PROVIDED INFORMATION:
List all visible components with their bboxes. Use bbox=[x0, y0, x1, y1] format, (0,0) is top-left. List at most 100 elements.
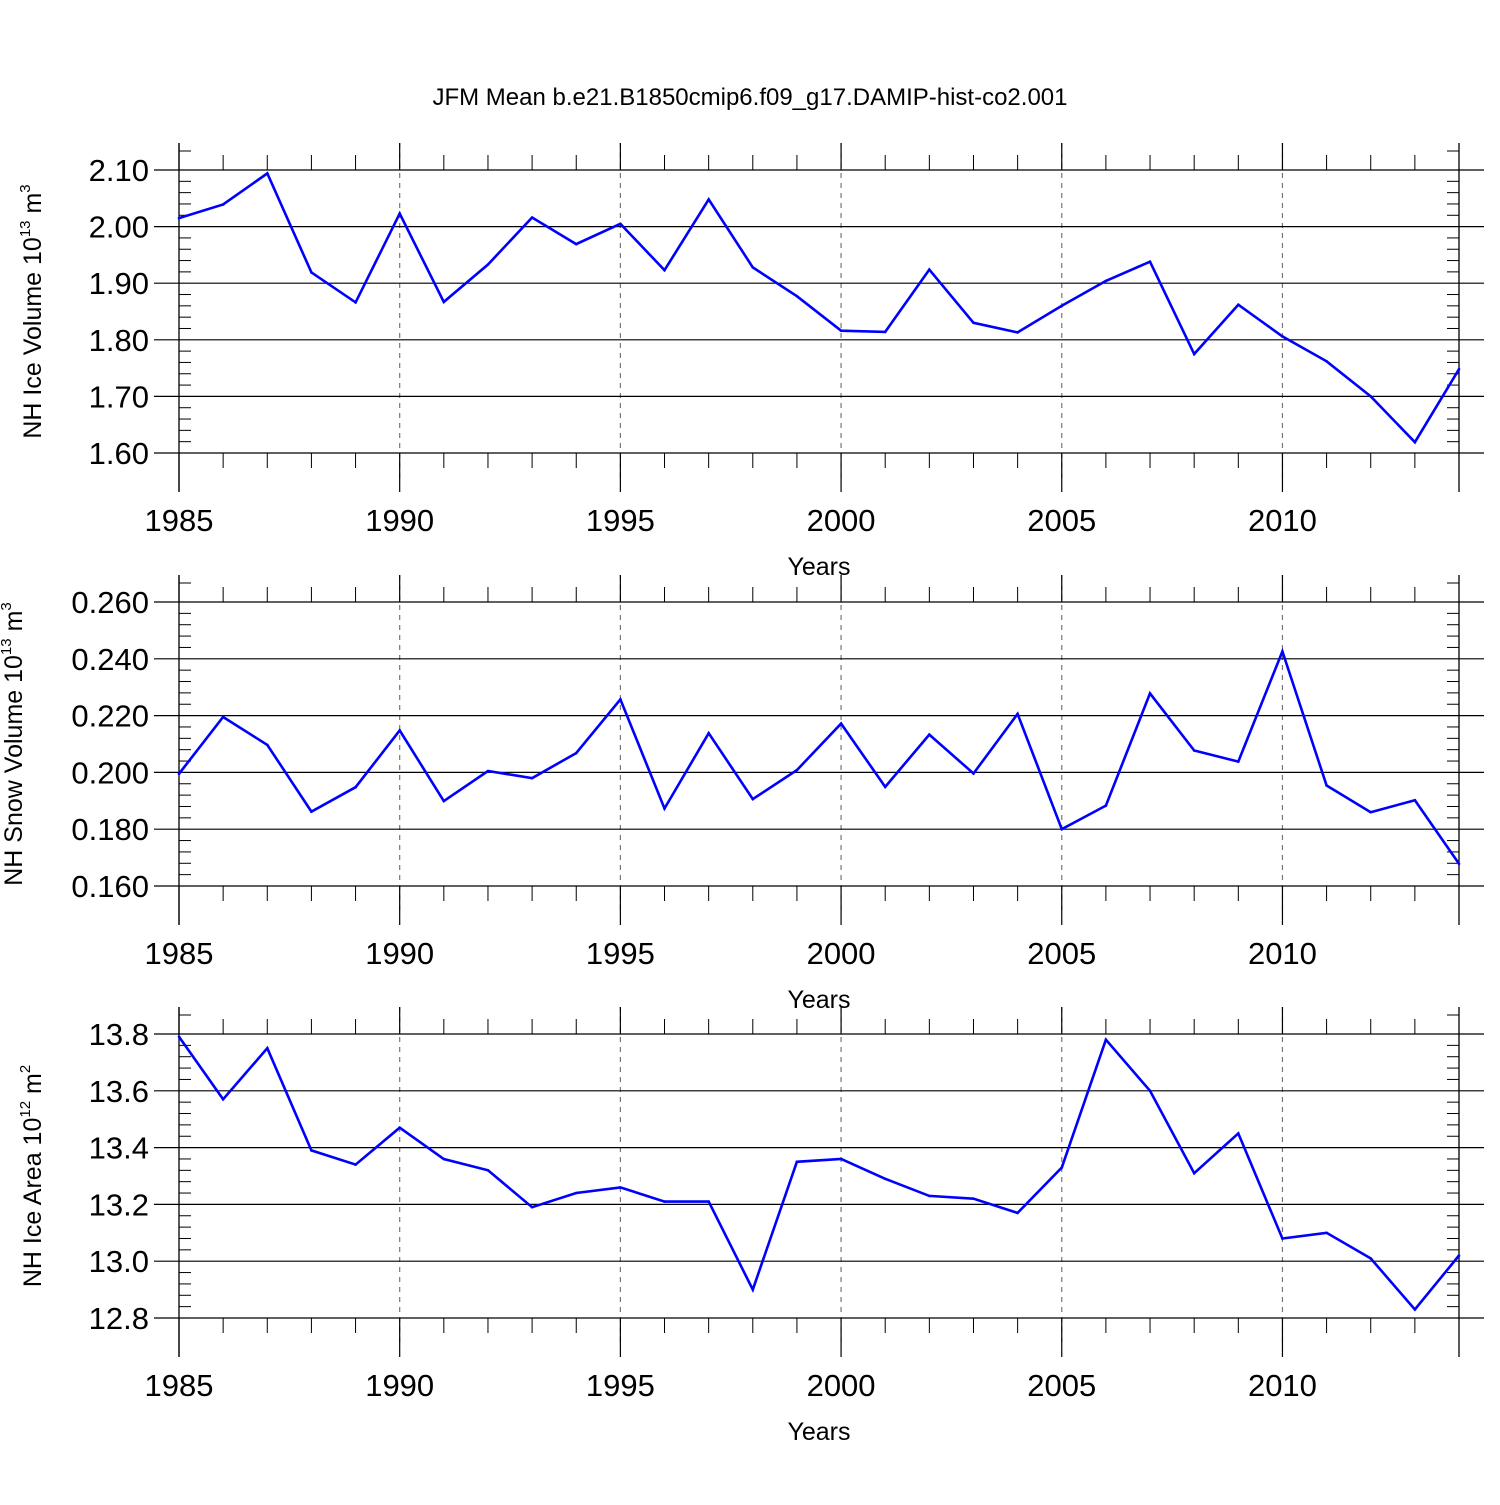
data-point bbox=[1325, 1231, 1328, 1235]
data-point bbox=[1325, 360, 1328, 363]
data-point bbox=[486, 769, 490, 773]
data-point bbox=[1104, 1038, 1108, 1041]
data-point bbox=[1325, 784, 1328, 787]
data-point bbox=[266, 743, 269, 747]
data-point bbox=[839, 1157, 843, 1161]
data-point bbox=[1060, 1166, 1064, 1169]
y-tick-label: 0.160 bbox=[71, 869, 149, 904]
y-axis-label: NH Ice Volume 1013 m3 bbox=[17, 184, 47, 438]
data-point bbox=[972, 321, 975, 325]
data-point bbox=[663, 268, 666, 272]
data-point bbox=[839, 722, 843, 725]
data-point bbox=[354, 301, 357, 304]
x-tick-label: 2000 bbox=[807, 936, 876, 971]
data-point bbox=[354, 785, 357, 789]
y-tick-label: 0.240 bbox=[71, 642, 149, 677]
x-tick-label: 2000 bbox=[807, 503, 876, 538]
data-point bbox=[928, 268, 931, 271]
data-point bbox=[619, 698, 622, 701]
data-point bbox=[486, 263, 490, 266]
data-point bbox=[1148, 1089, 1152, 1093]
data-point bbox=[663, 807, 666, 810]
data-point bbox=[707, 1200, 710, 1203]
data-point bbox=[883, 330, 887, 334]
data-point bbox=[839, 329, 843, 333]
y-axis-label: NH Ice Area 1012 m2 bbox=[17, 1065, 47, 1287]
y-tick-label: 13.6 bbox=[89, 1074, 149, 1109]
data-point bbox=[442, 1157, 446, 1161]
data-point bbox=[398, 729, 402, 732]
data-point bbox=[1369, 1257, 1372, 1260]
y-tick-label: 1.70 bbox=[89, 379, 149, 414]
data-point bbox=[795, 768, 799, 772]
x-axis-label: Years bbox=[787, 553, 850, 581]
x-tick-label: 1990 bbox=[365, 1368, 434, 1403]
x-tick-label: 2005 bbox=[1027, 1368, 1096, 1403]
data-point bbox=[1016, 331, 1019, 334]
chart-title: JFM Mean b.e21.B1850cmip6.f09_g17.DAMIP-… bbox=[432, 84, 1067, 111]
data-point bbox=[1413, 798, 1417, 802]
panel-2: 0.160 0.180 0.200 0.220 0.240 0.260 1985 1990 19… bbox=[0, 575, 1484, 1014]
data-point bbox=[751, 1288, 755, 1291]
data-point bbox=[1192, 1171, 1196, 1175]
data-point bbox=[310, 271, 313, 274]
data-point bbox=[1060, 827, 1064, 831]
series-line bbox=[177, 647, 1461, 865]
data-point bbox=[1457, 367, 1461, 371]
data-point bbox=[221, 715, 225, 719]
data-point bbox=[574, 242, 578, 246]
y-tick-label: 1.60 bbox=[89, 436, 149, 471]
data-point bbox=[442, 300, 446, 304]
data-point bbox=[574, 751, 578, 755]
series-line bbox=[177, 1036, 1461, 1312]
data-point bbox=[486, 1169, 490, 1172]
data-point bbox=[1148, 692, 1152, 695]
x-tick-label: 2010 bbox=[1248, 936, 1317, 971]
data-point bbox=[972, 772, 975, 775]
panel-1: 1.60 1.70 1.80 1.90 2.00 2.10 1985 1990 1995 2000… bbox=[17, 143, 1484, 581]
data-point bbox=[619, 1186, 622, 1189]
x-tick-label: 2010 bbox=[1248, 503, 1317, 538]
data-point bbox=[1016, 712, 1019, 716]
data-point bbox=[530, 216, 534, 219]
data-point bbox=[1104, 279, 1108, 283]
data-point bbox=[398, 1126, 402, 1129]
data-point bbox=[398, 212, 402, 215]
data-point bbox=[310, 810, 313, 813]
data-point bbox=[177, 1035, 181, 1039]
data-point bbox=[530, 776, 534, 780]
y-tick-label: 13.0 bbox=[89, 1244, 149, 1279]
y-tick-label: 0.260 bbox=[71, 585, 149, 620]
data-point bbox=[1281, 1237, 1284, 1240]
x-tick-label: 2005 bbox=[1027, 936, 1096, 971]
data-point bbox=[310, 1149, 313, 1152]
data-point bbox=[221, 1098, 225, 1101]
data-point bbox=[795, 1160, 799, 1164]
data-point bbox=[1457, 1254, 1461, 1257]
data-point bbox=[972, 1197, 975, 1200]
data-point bbox=[795, 294, 799, 298]
data-point bbox=[1237, 1132, 1240, 1135]
x-axis-label: Years bbox=[787, 986, 850, 1014]
y-tick-label: 0.200 bbox=[71, 755, 149, 790]
x-tick-label: 2000 bbox=[807, 1368, 876, 1403]
x-tick-label: 1995 bbox=[586, 936, 655, 971]
data-point bbox=[928, 733, 931, 736]
y-tick-label: 0.180 bbox=[71, 812, 149, 847]
data-point bbox=[442, 799, 446, 803]
data-point bbox=[221, 203, 225, 206]
data-point bbox=[1237, 760, 1240, 763]
y-tick-label: 13.2 bbox=[89, 1187, 149, 1222]
y-tick-label: 12.8 bbox=[89, 1301, 149, 1336]
data-point bbox=[1192, 352, 1196, 356]
data-point bbox=[1060, 304, 1064, 308]
y-axis-label: NH Snow Volume 1013 m3 bbox=[0, 602, 28, 886]
x-tick-label: 1990 bbox=[365, 936, 434, 971]
data-point bbox=[619, 222, 622, 226]
series-line bbox=[178, 171, 1461, 445]
data-point bbox=[266, 1046, 269, 1050]
data-point bbox=[1237, 303, 1240, 307]
data-point bbox=[1369, 395, 1372, 398]
data-point bbox=[177, 216, 181, 220]
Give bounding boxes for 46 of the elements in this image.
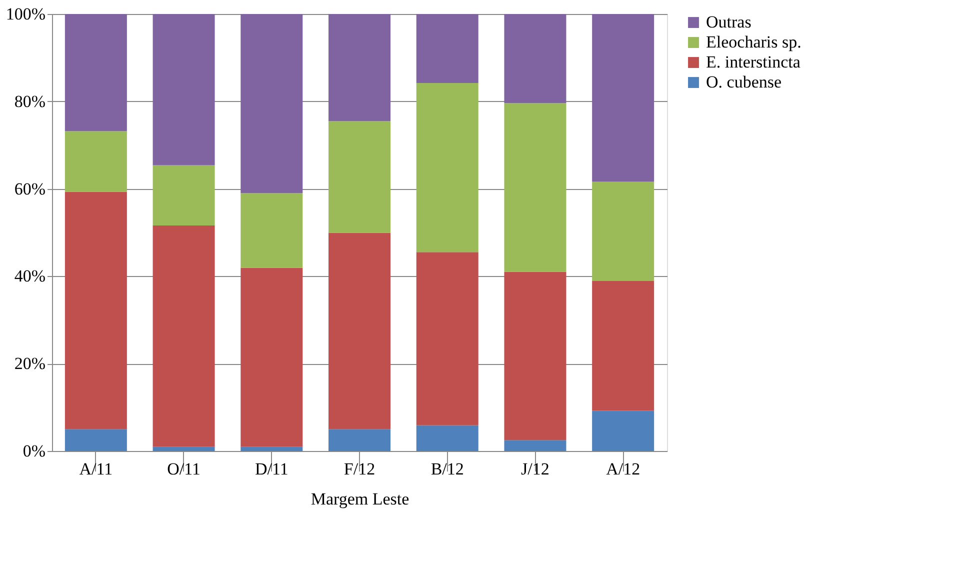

STATED PROBLEM: Reproduce every line of the records above verbatim, leaving out the pictures.

EXPECTED ANSWER:
List all visible components with their bboxes. Use bbox=[x0, y0, x1, y1] format, (0,0) is top-left. List at most 100 elements.
data-point bbox=[1325, 1231, 1328, 1235]
data-point bbox=[1325, 360, 1328, 363]
data-point bbox=[486, 769, 490, 773]
data-point bbox=[1104, 1038, 1108, 1041]
data-point bbox=[1325, 784, 1328, 787]
data-point bbox=[266, 743, 269, 747]
data-point bbox=[839, 1157, 843, 1161]
data-point bbox=[1060, 1166, 1064, 1169]
y-tick-label: 0.160 bbox=[71, 869, 149, 904]
y-axis-label: NH Ice Volume 1013 m3 bbox=[17, 184, 47, 438]
data-point bbox=[972, 321, 975, 325]
data-point bbox=[663, 268, 666, 272]
data-point bbox=[839, 722, 843, 725]
data-point bbox=[354, 301, 357, 304]
x-tick-label: 2000 bbox=[807, 936, 876, 971]
data-point bbox=[354, 785, 357, 789]
y-tick-label: 0.240 bbox=[71, 642, 149, 677]
x-tick-label: 2000 bbox=[807, 503, 876, 538]
data-point bbox=[928, 268, 931, 271]
data-point bbox=[619, 698, 622, 701]
data-point bbox=[486, 263, 490, 266]
data-point bbox=[1148, 1089, 1152, 1093]
data-point bbox=[663, 807, 666, 810]
data-point bbox=[707, 1200, 710, 1203]
data-point bbox=[883, 330, 887, 334]
data-point bbox=[839, 329, 843, 333]
y-axis-label: NH Ice Area 1012 m2 bbox=[17, 1065, 47, 1287]
y-tick-label: 13.6 bbox=[89, 1074, 149, 1109]
data-point bbox=[442, 1157, 446, 1161]
data-point bbox=[398, 729, 402, 732]
data-point bbox=[1369, 1257, 1372, 1260]
y-tick-label: 1.70 bbox=[89, 379, 149, 414]
data-point bbox=[795, 768, 799, 772]
x-axis-label: Years bbox=[787, 553, 850, 581]
x-tick-label: 1990 bbox=[365, 1368, 434, 1403]
x-tick-label: 2005 bbox=[1027, 1368, 1096, 1403]
data-point bbox=[1016, 331, 1019, 334]
chart-title: JFM Mean b.e21.B1850cmip6.f09_g17.DAMIP-… bbox=[432, 84, 1067, 111]
data-point bbox=[1413, 798, 1417, 802]
panel-2: 0.160 0.180 0.200 0.220 0.240 0.260 1985 1990 19… bbox=[0, 575, 1484, 1014]
data-point bbox=[751, 1288, 755, 1291]
data-point bbox=[1192, 1171, 1196, 1175]
data-point bbox=[310, 271, 313, 274]
data-point bbox=[1060, 827, 1064, 831]
series-line bbox=[177, 647, 1461, 865]
data-point bbox=[1457, 367, 1461, 371]
data-point bbox=[221, 715, 225, 719]
data-point bbox=[574, 242, 578, 246]
y-tick-label: 1.60 bbox=[89, 436, 149, 471]
data-point bbox=[442, 300, 446, 304]
data-point bbox=[574, 751, 578, 755]
series-line bbox=[177, 1036, 1461, 1312]
data-point bbox=[486, 1169, 490, 1172]
data-point bbox=[1148, 692, 1152, 695]
x-tick-label: 2010 bbox=[1248, 936, 1317, 971]
data-point bbox=[972, 772, 975, 775]
panel-1: 1.60 1.70 1.80 1.90 2.00 2.10 1985 1990 1995 2000… bbox=[17, 143, 1484, 581]
data-point bbox=[619, 1186, 622, 1189]
x-tick-label: 2010 bbox=[1248, 503, 1317, 538]
data-point bbox=[1016, 712, 1019, 716]
data-point bbox=[530, 216, 534, 219]
data-point bbox=[1104, 279, 1108, 283]
data-point bbox=[398, 1126, 402, 1129]
data-point bbox=[398, 212, 402, 215]
data-point bbox=[310, 810, 313, 813]
data-point bbox=[177, 1035, 181, 1039]
data-point bbox=[530, 776, 534, 780]
y-tick-label: 13.0 bbox=[89, 1244, 149, 1279]
y-tick-label: 0.260 bbox=[71, 585, 149, 620]
data-point bbox=[1281, 1237, 1284, 1240]
x-tick-label: 2005 bbox=[1027, 936, 1096, 971]
data-point bbox=[310, 1149, 313, 1152]
data-point bbox=[221, 1098, 225, 1101]
data-point bbox=[795, 1160, 799, 1164]
data-point bbox=[1457, 1254, 1461, 1257]
data-point bbox=[972, 1197, 975, 1200]
data-point bbox=[795, 294, 799, 298]
data-point bbox=[1237, 1132, 1240, 1135]
x-axis-label: Years bbox=[787, 986, 850, 1014]
y-tick-label: 0.200 bbox=[71, 755, 149, 790]
x-tick-label: 2000 bbox=[807, 1368, 876, 1403]
x-tick-label: 1995 bbox=[586, 936, 655, 971]
data-point bbox=[928, 733, 931, 736]
y-tick-label: 0.180 bbox=[71, 812, 149, 847]
data-point bbox=[442, 799, 446, 803]
data-point bbox=[221, 203, 225, 206]
data-point bbox=[1237, 760, 1240, 763]
y-tick-label: 13.2 bbox=[89, 1187, 149, 1222]
y-tick-label: 12.8 bbox=[89, 1301, 149, 1336]
data-point bbox=[1192, 352, 1196, 356]
data-point bbox=[1060, 304, 1064, 308]
y-axis-label: NH Snow Volume 1013 m3 bbox=[0, 602, 28, 886]
x-tick-label: 1990 bbox=[365, 936, 434, 971]
data-point bbox=[619, 222, 622, 226]
series-line bbox=[178, 171, 1461, 445]
data-point bbox=[266, 1046, 269, 1050]
data-point bbox=[1237, 303, 1240, 307]
data-point bbox=[1369, 395, 1372, 398]
data-point bbox=[177, 216, 181, 220]
Give bounding boxes for 46 of the elements in this image.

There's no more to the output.